— BEGIN RECORDS FOR THE TASK —

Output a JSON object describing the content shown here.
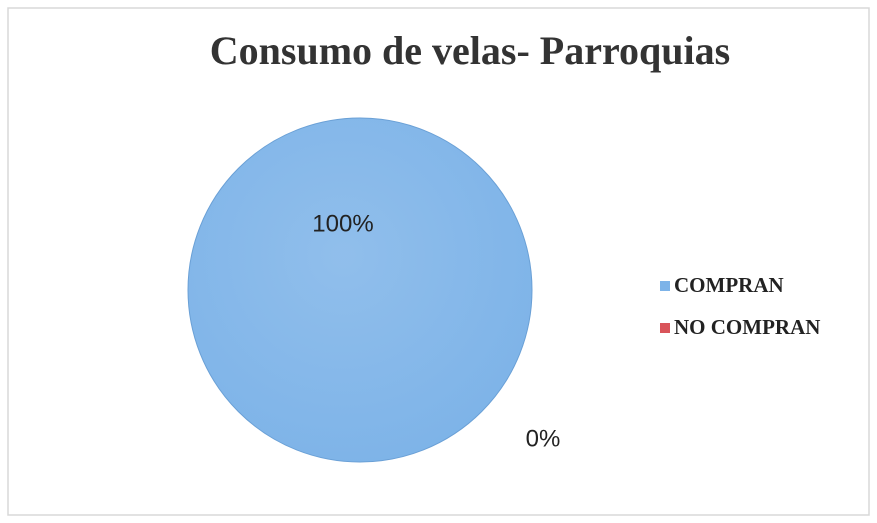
{
  "chart_data": {
    "type": "pie",
    "title": "Consumo de velas- Parroquias",
    "categories": [
      "COMPRAN",
      "NO COMPRAN"
    ],
    "values": [
      100,
      0
    ],
    "value_labels": [
      "100%",
      "0%"
    ],
    "colors": [
      "#7db3e8",
      "#d9545a"
    ],
    "legend": "right"
  }
}
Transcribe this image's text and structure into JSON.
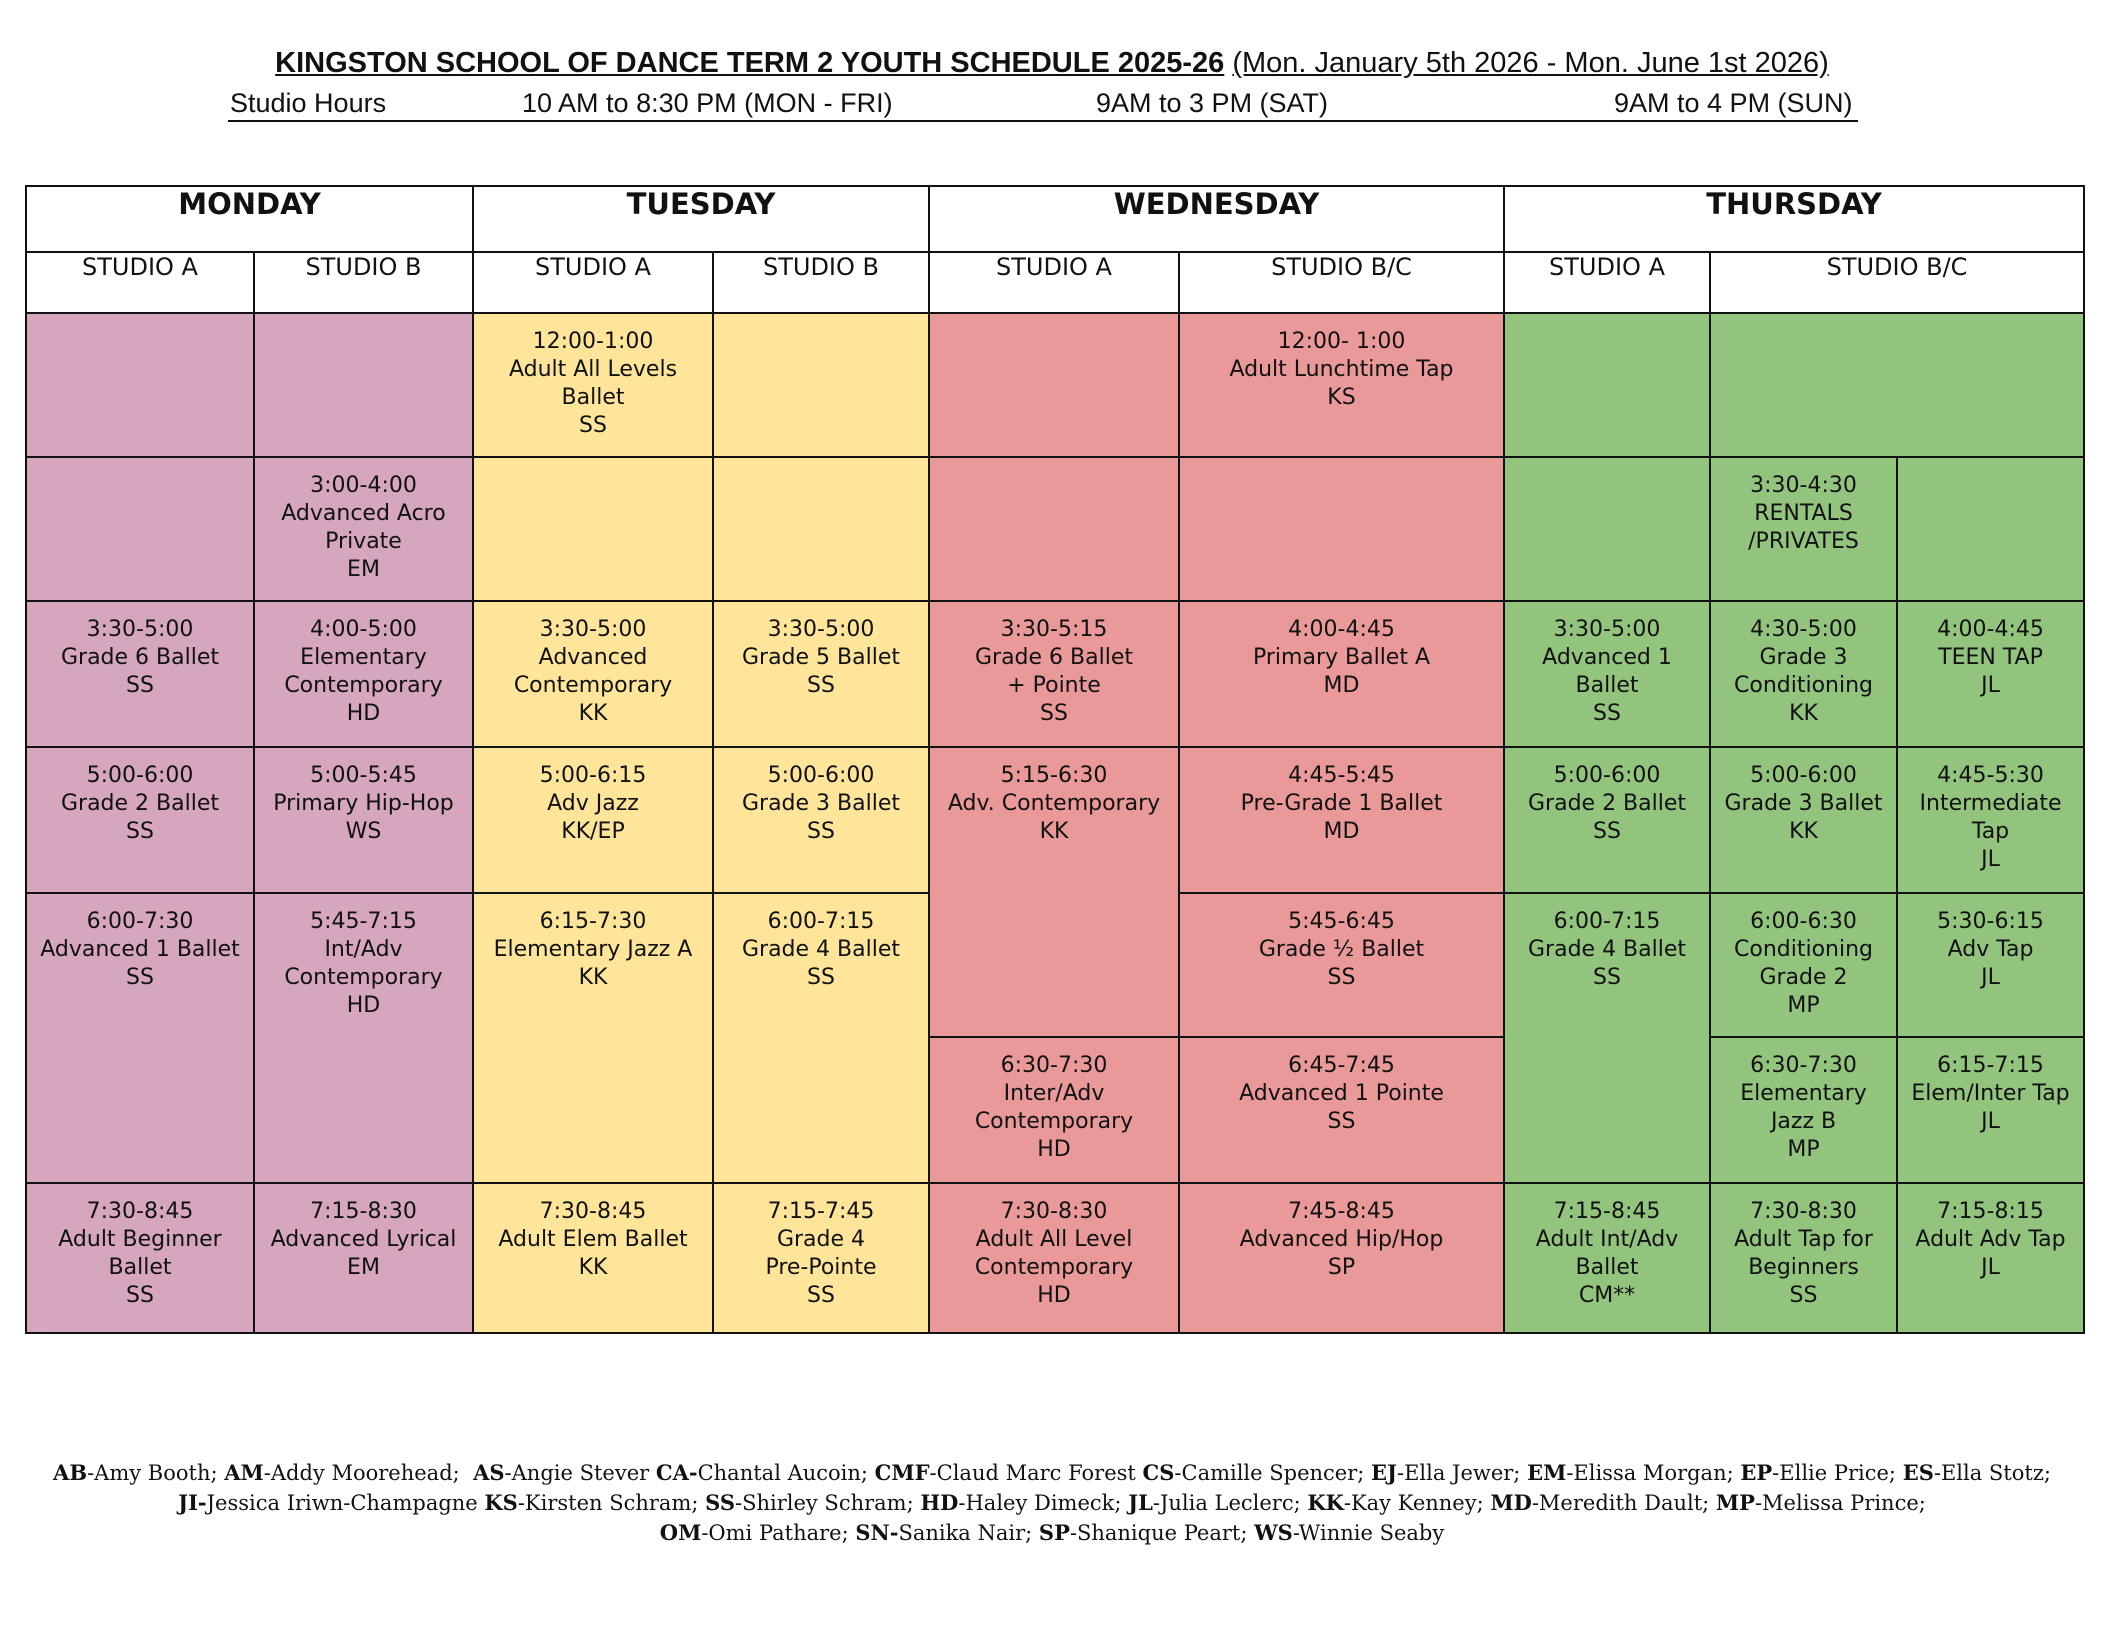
{
  "header": {
    "title": "KINGSTON SCHOOL OF DANCE TERM 2 YOUTH SCHEDULE 2025-26",
    "date_range": "(Mon. January 5th 2026 -  Mon. June 1st  2026)",
    "hours_label": "Studio Hours",
    "hours_weekday": "10 AM to 8:30 PM (MON - FRI)",
    "hours_sat": "9AM to 3 PM (SAT)",
    "hours_sun": "9AM to 4 PM (SUN)"
  },
  "days": [
    "MONDAY",
    "TUESDAY",
    "WEDNESDAY",
    "THURSDAY"
  ],
  "studios": [
    "STUDIO A",
    "STUDIO B",
    "STUDIO A",
    "STUDIO B",
    "STUDIO A",
    "STUDIO B/C",
    "STUDIO A",
    "STUDIO B/C"
  ],
  "colors": {
    "monday": "#d5a6bd",
    "tuesday": "#ffe599",
    "wednesday": "#ea9999",
    "thursday": "#93c47d"
  },
  "classes": {
    "tue_a_1": [
      "12:00-1:00",
      "Adult All Levels",
      "Ballet",
      "SS"
    ],
    "wed_bc_1": [
      "12:00- 1:00",
      "Adult Lunchtime Tap",
      "KS"
    ],
    "mon_b_2": [
      "3:00-4:00",
      "Advanced Acro",
      "Private",
      "EM"
    ],
    "thu_b_2": [
      "3:30-4:30",
      "RENTALS",
      "/PRIVATES"
    ],
    "mon_a_3": [
      "3:30-5:00",
      "Grade 6 Ballet",
      "SS"
    ],
    "mon_b_3": [
      "4:00-5:00",
      "Elementary",
      "Contemporary",
      "HD"
    ],
    "tue_a_3": [
      "3:30-5:00",
      "Advanced",
      "Contemporary",
      "KK"
    ],
    "tue_b_3": [
      "3:30-5:00",
      "Grade 5 Ballet",
      "SS"
    ],
    "wed_a_3": [
      "3:30-5:15",
      "Grade 6 Ballet",
      "+ Pointe",
      "SS"
    ],
    "wed_bc_3": [
      "4:00-4:45",
      "Primary Ballet A",
      "MD"
    ],
    "thu_a_3": [
      "3:30-5:00",
      "Advanced 1",
      "Ballet",
      "SS"
    ],
    "thu_b_3": [
      "4:30-5:00",
      "Grade 3",
      "Conditioning",
      "KK"
    ],
    "thu_c_3": [
      "4:00-4:45",
      "TEEN TAP",
      "JL"
    ],
    "mon_a_4": [
      "5:00-6:00",
      "Grade 2 Ballet",
      "SS"
    ],
    "mon_b_4": [
      "5:00-5:45",
      "Primary Hip-Hop",
      "WS"
    ],
    "tue_a_4": [
      "5:00-6:15",
      "Adv Jazz",
      "KK/EP"
    ],
    "tue_b_4": [
      "5:00-6:00",
      "Grade 3 Ballet",
      "SS"
    ],
    "wed_a_4": [
      "5:15-6:30",
      "Adv. Contemporary",
      "KK"
    ],
    "wed_bc_4": [
      "4:45-5:45",
      "Pre-Grade 1 Ballet",
      "MD"
    ],
    "thu_a_4": [
      "5:00-6:00",
      "Grade 2 Ballet",
      "SS"
    ],
    "thu_b_4": [
      "5:00-6:00",
      "Grade 3 Ballet",
      "KK"
    ],
    "thu_c_4": [
      "4:45-5:30",
      "Intermediate",
      "Tap",
      "JL"
    ],
    "mon_a_5": [
      "6:00-7:30",
      "Advanced 1 Ballet",
      "SS"
    ],
    "mon_b_5": [
      "5:45-7:15",
      "Int/Adv",
      "Contemporary",
      "HD"
    ],
    "tue_a_5": [
      "6:15-7:30",
      "Elementary Jazz A",
      "KK"
    ],
    "tue_b_5": [
      "6:00-7:15",
      "Grade 4 Ballet",
      "SS"
    ],
    "wed_bc_5": [
      "5:45-6:45",
      "Grade ½ Ballet",
      "SS"
    ],
    "thu_a_5": [
      "6:00-7:15",
      "Grade 4 Ballet",
      "SS"
    ],
    "thu_b_5": [
      "6:00-6:30",
      "Conditioning",
      "Grade 2",
      "MP"
    ],
    "thu_c_5": [
      "5:30-6:15",
      "Adv Tap",
      "JL"
    ],
    "wed_a_6": [
      "6:30-7:30",
      "Inter/Adv",
      "Contemporary",
      "HD"
    ],
    "wed_bc_6": [
      "6:45-7:45",
      "Advanced 1 Pointe",
      "SS"
    ],
    "thu_b_6": [
      "6:30-7:30",
      "Elementary",
      "Jazz B",
      "MP"
    ],
    "thu_c_6": [
      "6:15-7:15",
      "Elem/Inter Tap",
      "JL"
    ],
    "mon_a_7": [
      "7:30-8:45",
      "Adult Beginner",
      "Ballet",
      "SS"
    ],
    "mon_b_7": [
      "7:15-8:30",
      "Advanced Lyrical",
      "EM"
    ],
    "tue_a_7": [
      "7:30-8:45",
      "Adult Elem Ballet",
      "KK"
    ],
    "tue_b_7": [
      "7:15-7:45",
      "Grade 4",
      "Pre-Pointe",
      "SS"
    ],
    "wed_a_7": [
      "7:30-8:30",
      "Adult All Level",
      "Contemporary",
      "HD"
    ],
    "wed_bc_7": [
      "7:45-8:45",
      "Advanced Hip/Hop",
      "SP"
    ],
    "thu_a_7": [
      "7:15-8:45",
      "Adult Int/Adv",
      "Ballet",
      "CM**"
    ],
    "thu_b_7": [
      "7:30-8:30",
      "Adult Tap for",
      "Beginners",
      "SS"
    ],
    "thu_c_7": [
      "7:15-8:15",
      "Adult Adv Tap",
      "JL"
    ]
  },
  "legend": [
    [
      {
        "code": "AB",
        "name": "-Amy Booth; "
      },
      {
        "code": "AM",
        "name": "-Addy Moorehead;  "
      },
      {
        "code": "AS",
        "name": "-Angie Stever "
      },
      {
        "code": "CA-",
        "name": "Chantal Aucoin; "
      },
      {
        "code": "CMF",
        "name": "-Claud Marc Forest "
      },
      {
        "code": "CS",
        "name": "-Camille Spencer; "
      },
      {
        "code": "EJ",
        "name": "-Ella Jewer; "
      },
      {
        "code": "EM",
        "name": "-Elissa Morgan; "
      },
      {
        "code": "EP",
        "name": "-Ellie Price; "
      },
      {
        "code": "ES",
        "name": "-Ella Stotz;"
      }
    ],
    [
      {
        "code": "JI-",
        "name": "Jessica Iriwn-Champagne "
      },
      {
        "code": "KS",
        "name": "-Kirsten Schram; "
      },
      {
        "code": "SS",
        "name": "-Shirley Schram; "
      },
      {
        "code": "HD",
        "name": "-Haley Dimeck; "
      },
      {
        "code": "JL",
        "name": "-Julia Leclerc; "
      },
      {
        "code": "KK",
        "name": "-Kay Kenney; "
      },
      {
        "code": "MD",
        "name": "-Meredith Dault; "
      },
      {
        "code": "MP",
        "name": "-Melissa Prince;"
      }
    ],
    [
      {
        "code": "OM",
        "name": "-Omi Pathare; "
      },
      {
        "code": "SN-",
        "name": "Sanika Nair; "
      },
      {
        "code": "SP",
        "name": "-Shanique Peart; "
      },
      {
        "code": "WS",
        "name": "-Winnie Seaby"
      }
    ]
  ]
}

— END RECORDS FOR THE TASK —

**INSTRUCTION**
Please transcribe the material above exactly as written. Leave the pictures out.

**THE COMPLETED TASK**
Output a JSON object describing the content shown here.
{
  "chart_data": {
    "type": "pie",
    "title": "Consumo de velas- Parroquias",
    "categories": [
      "COMPRAN",
      "NO COMPRAN"
    ],
    "values": [
      100,
      0
    ],
    "value_labels": [
      "100%",
      "0%"
    ],
    "colors": [
      "#7db3e8",
      "#d9545a"
    ],
    "legend": "right"
  }
}
Transcribe this image's text and structure into JSON.
{
  "header": {
    "title": "KINGSTON SCHOOL OF DANCE TERM 2 YOUTH SCHEDULE 2025-26",
    "date_range": "(Mon. January 5th 2026 -  Mon. June 1st  2026)",
    "hours_label": "Studio Hours",
    "hours_weekday": "10 AM to 8:30 PM (MON - FRI)",
    "hours_sat": "9AM to 3 PM (SAT)",
    "hours_sun": "9AM to 4 PM (SUN)"
  },
  "days": [
    "MONDAY",
    "TUESDAY",
    "WEDNESDAY",
    "THURSDAY"
  ],
  "studios": [
    "STUDIO A",
    "STUDIO B",
    "STUDIO A",
    "STUDIO B",
    "STUDIO A",
    "STUDIO B/C",
    "STUDIO A",
    "STUDIO B/C"
  ],
  "colors": {
    "monday": "#d5a6bd",
    "tuesday": "#ffe599",
    "wednesday": "#ea9999",
    "thursday": "#93c47d"
  },
  "classes": {
    "tue_a_1": [
      "12:00-1:00",
      "Adult All Levels",
      "Ballet",
      "SS"
    ],
    "wed_bc_1": [
      "12:00- 1:00",
      "Adult Lunchtime Tap",
      "KS"
    ],
    "mon_b_2": [
      "3:00-4:00",
      "Advanced Acro",
      "Private",
      "EM"
    ],
    "thu_b_2": [
      "3:30-4:30",
      "RENTALS",
      "/PRIVATES"
    ],
    "mon_a_3": [
      "3:30-5:00",
      "Grade 6 Ballet",
      "SS"
    ],
    "mon_b_3": [
      "4:00-5:00",
      "Elementary",
      "Contemporary",
      "HD"
    ],
    "tue_a_3": [
      "3:30-5:00",
      "Advanced",
      "Contemporary",
      "KK"
    ],
    "tue_b_3": [
      "3:30-5:00",
      "Grade 5 Ballet",
      "SS"
    ],
    "wed_a_3": [
      "3:30-5:15",
      "Grade 6 Ballet",
      "+ Pointe",
      "SS"
    ],
    "wed_bc_3": [
      "4:00-4:45",
      "Primary Ballet A",
      "MD"
    ],
    "thu_a_3": [
      "3:30-5:00",
      "Advanced 1",
      "Ballet",
      "SS"
    ],
    "thu_b_3": [
      "4:30-5:00",
      "Grade 3",
      "Conditioning",
      "KK"
    ],
    "thu_c_3": [
      "4:00-4:45",
      "TEEN TAP",
      "JL"
    ],
    "mon_a_4": [
      "5:00-6:00",
      "Grade 2 Ballet",
      "SS"
    ],
    "mon_b_4": [
      "5:00-5:45",
      "Primary Hip-Hop",
      "WS"
    ],
    "tue_a_4": [
      "5:00-6:15",
      "Adv Jazz",
      "KK/EP"
    ],
    "tue_b_4": [
      "5:00-6:00",
      "Grade 3 Ballet",
      "SS"
    ],
    "wed_a_4": [
      "5:15-6:30",
      "Adv. Contemporary",
      "KK"
    ],
    "wed_bc_4": [
      "4:45-5:45",
      "Pre-Grade 1 Ballet",
      "MD"
    ],
    "thu_a_4": [
      "5:00-6:00",
      "Grade 2 Ballet",
      "SS"
    ],
    "thu_b_4": [
      "5:00-6:00",
      "Grade 3 Ballet",
      "KK"
    ],
    "thu_c_4": [
      "4:45-5:30",
      "Intermediate",
      "Tap",
      "JL"
    ],
    "mon_a_5": [
      "6:00-7:30",
      "Advanced 1 Ballet",
      "SS"
    ],
    "mon_b_5": [
      "5:45-7:15",
      "Int/Adv",
      "Contemporary",
      "HD"
    ],
    "tue_a_5": [
      "6:15-7:30",
      "Elementary Jazz A",
      "KK"
    ],
    "tue_b_5": [
      "6:00-7:15",
      "Grade 4 Ballet",
      "SS"
    ],
    "wed_bc_5": [
      "5:45-6:45",
      "Grade ½ Ballet",
      "SS"
    ],
    "thu_a_5": [
      "6:00-7:15",
      "Grade 4 Ballet",
      "SS"
    ],
    "thu_b_5": [
      "6:00-6:30",
      "Conditioning",
      "Grade 2",
      "MP"
    ],
    "thu_c_5": [
      "5:30-6:15",
      "Adv Tap",
      "JL"
    ],
    "wed_a_6": [
      "6:30-7:30",
      "Inter/Adv",
      "Contemporary",
      "HD"
    ],
    "wed_bc_6": [
      "6:45-7:45",
      "Advanced 1 Pointe",
      "SS"
    ],
    "thu_b_6": [
      "6:30-7:30",
      "Elementary",
      "Jazz B",
      "MP"
    ],
    "thu_c_6": [
      "6:15-7:15",
      "Elem/Inter Tap",
      "JL"
    ],
    "mon_a_7": [
      "7:30-8:45",
      "Adult Beginner",
      "Ballet",
      "SS"
    ],
    "mon_b_7": [
      "7:15-8:30",
      "Advanced Lyrical",
      "EM"
    ],
    "tue_a_7": [
      "7:30-8:45",
      "Adult Elem Ballet",
      "KK"
    ],
    "tue_b_7": [
      "7:15-7:45",
      "Grade 4",
      "Pre-Pointe",
      "SS"
    ],
    "wed_a_7": [
      "7:30-8:30",
      "Adult All Level",
      "Contemporary",
      "HD"
    ],
    "wed_bc_7": [
      "7:45-8:45",
      "Advanced Hip/Hop",
      "SP"
    ],
    "thu_a_7": [
      "7:15-8:45",
      "Adult Int/Adv",
      "Ballet",
      "CM**"
    ],
    "thu_b_7": [
      "7:30-8:30",
      "Adult Tap for",
      "Beginners",
      "SS"
    ],
    "thu_c_7": [
      "7:15-8:15",
      "Adult Adv Tap",
      "JL"
    ]
  },
  "legend": [
    [
      {
        "code": "AB",
        "name": "-Amy Booth; "
      },
      {
        "code": "AM",
        "name": "-Addy Moorehead;  "
      },
      {
        "code": "AS",
        "name": "-Angie Stever "
      },
      {
        "code": "CA-",
        "name": "Chantal Aucoin; "
      },
      {
        "code": "CMF",
        "name": "-Claud Marc Forest "
      },
      {
        "code": "CS",
        "name": "-Camille Spencer; "
      },
      {
        "code": "EJ",
        "name": "-Ella Jewer; "
      },
      {
        "code": "EM",
        "name": "-Elissa Morgan; "
      },
      {
        "code": "EP",
        "name": "-Ellie Price; "
      },
      {
        "code": "ES",
        "name": "-Ella Stotz;"
      }
    ],
    [
      {
        "code": "JI-",
        "name": "Jessica Iriwn-Champagne "
      },
      {
        "code": "KS",
        "name": "-Kirsten Schram; "
      },
      {
        "code": "SS",
        "name": "-Shirley Schram; "
      },
      {
        "code": "HD",
        "name": "-Haley Dimeck; "
      },
      {
        "code": "JL",
        "name": "-Julia Leclerc; "
      },
      {
        "code": "KK",
        "name": "-Kay Kenney; "
      },
      {
        "code": "MD",
        "name": "-Meredith Dault; "
      },
      {
        "code": "MP",
        "name": "-Melissa Prince;"
      }
    ],
    [
      {
        "code": "OM",
        "name": "-Omi Pathare; "
      },
      {
        "code": "SN-",
        "name": "Sanika Nair; "
      },
      {
        "code": "SP",
        "name": "-Shanique Peart; "
      },
      {
        "code": "WS",
        "name": "-Winnie Seaby"
      }
    ]
  ]
}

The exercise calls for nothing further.